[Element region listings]
-- begin --
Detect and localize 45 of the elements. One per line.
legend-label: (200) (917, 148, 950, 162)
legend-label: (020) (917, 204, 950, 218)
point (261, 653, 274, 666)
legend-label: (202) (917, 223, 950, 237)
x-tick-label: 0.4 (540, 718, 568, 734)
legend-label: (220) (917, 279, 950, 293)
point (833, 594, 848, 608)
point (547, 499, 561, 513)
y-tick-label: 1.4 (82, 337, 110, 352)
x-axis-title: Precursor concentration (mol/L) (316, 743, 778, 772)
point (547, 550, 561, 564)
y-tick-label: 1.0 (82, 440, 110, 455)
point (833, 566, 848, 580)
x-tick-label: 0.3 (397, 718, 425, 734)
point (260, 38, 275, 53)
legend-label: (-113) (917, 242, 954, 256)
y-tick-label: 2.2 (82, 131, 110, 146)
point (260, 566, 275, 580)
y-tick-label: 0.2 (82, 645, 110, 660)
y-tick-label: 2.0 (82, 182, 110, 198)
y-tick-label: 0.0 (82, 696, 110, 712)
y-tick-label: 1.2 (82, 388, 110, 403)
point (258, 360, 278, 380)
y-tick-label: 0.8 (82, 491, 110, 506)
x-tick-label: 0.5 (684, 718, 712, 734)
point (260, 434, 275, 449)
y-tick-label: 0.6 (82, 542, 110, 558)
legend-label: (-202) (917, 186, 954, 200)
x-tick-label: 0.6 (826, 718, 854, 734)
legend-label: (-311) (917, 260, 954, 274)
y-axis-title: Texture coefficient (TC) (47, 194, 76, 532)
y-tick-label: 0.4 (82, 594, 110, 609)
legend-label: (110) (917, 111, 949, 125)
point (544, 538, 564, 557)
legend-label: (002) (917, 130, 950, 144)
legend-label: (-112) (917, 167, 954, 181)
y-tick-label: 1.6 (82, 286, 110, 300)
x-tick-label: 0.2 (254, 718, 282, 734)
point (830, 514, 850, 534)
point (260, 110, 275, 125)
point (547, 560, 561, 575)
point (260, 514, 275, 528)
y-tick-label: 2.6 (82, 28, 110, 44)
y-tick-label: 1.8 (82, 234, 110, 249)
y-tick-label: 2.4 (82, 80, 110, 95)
-- end --
→ **STATED GOAL**:
Render the lines of the item above as a numbered list, omitting any blank lines.

→ **FINAL RESULT**:
1. Detect and localize 45 of the elements. One per line.
2. legend-label: (200) (917, 148, 950, 162)
3. legend-label: (020) (917, 204, 950, 218)
4. point (261, 653, 274, 666)
5. legend-label: (202) (917, 223, 950, 237)
6. x-tick-label: 0.4 (540, 718, 568, 734)
7. legend-label: (220) (917, 279, 950, 293)
8. point (833, 594, 848, 608)
9. point (547, 499, 561, 513)
10. y-tick-label: 1.4 (82, 337, 110, 352)
11. x-axis-title: Precursor concentration (mol/L) (316, 743, 778, 772)
12. point (547, 550, 561, 564)
13. y-tick-label: 1.0 (82, 440, 110, 455)
14. point (833, 566, 848, 580)
15. x-tick-label: 0.3 (397, 718, 425, 734)
16. point (260, 38, 275, 53)
17. legend-label: (-113) (917, 242, 954, 256)
18. y-tick-label: 2.2 (82, 131, 110, 146)
19. point (260, 566, 275, 580)
20. y-tick-label: 0.2 (82, 645, 110, 660)
21. y-tick-label: 2.0 (82, 182, 110, 198)
22. y-tick-label: 0.0 (82, 696, 110, 712)
23. y-tick-label: 1.2 (82, 388, 110, 403)
24. point (258, 360, 278, 380)
25. y-tick-label: 0.8 (82, 491, 110, 506)
26. x-tick-label: 0.5 (684, 718, 712, 734)
27. point (260, 434, 275, 449)
28. y-tick-label: 0.6 (82, 542, 110, 558)
29. legend-label: (-202) (917, 186, 954, 200)
30. x-tick-label: 0.6 (826, 718, 854, 734)
31. legend-label: (-311) (917, 260, 954, 274)
32. y-axis-title: Texture coefficient (TC) (47, 194, 76, 532)
33. y-tick-label: 0.4 (82, 594, 110, 609)
34. legend-label: (110) (917, 111, 949, 125)
35. point (544, 538, 564, 557)
36. legend-label: (002) (917, 130, 950, 144)
37. legend-label: (-112) (917, 167, 954, 181)
38. y-tick-label: 1.6 (82, 286, 110, 300)
39. x-tick-label: 0.2 (254, 718, 282, 734)
40. point (830, 514, 850, 534)
41. point (260, 110, 275, 125)
42. point (547, 560, 561, 575)
43. point (260, 514, 275, 528)
44. y-tick-label: 2.6 (82, 28, 110, 44)
45. y-tick-label: 1.8 (82, 234, 110, 249)
46. y-tick-label: 2.4 (82, 80, 110, 95)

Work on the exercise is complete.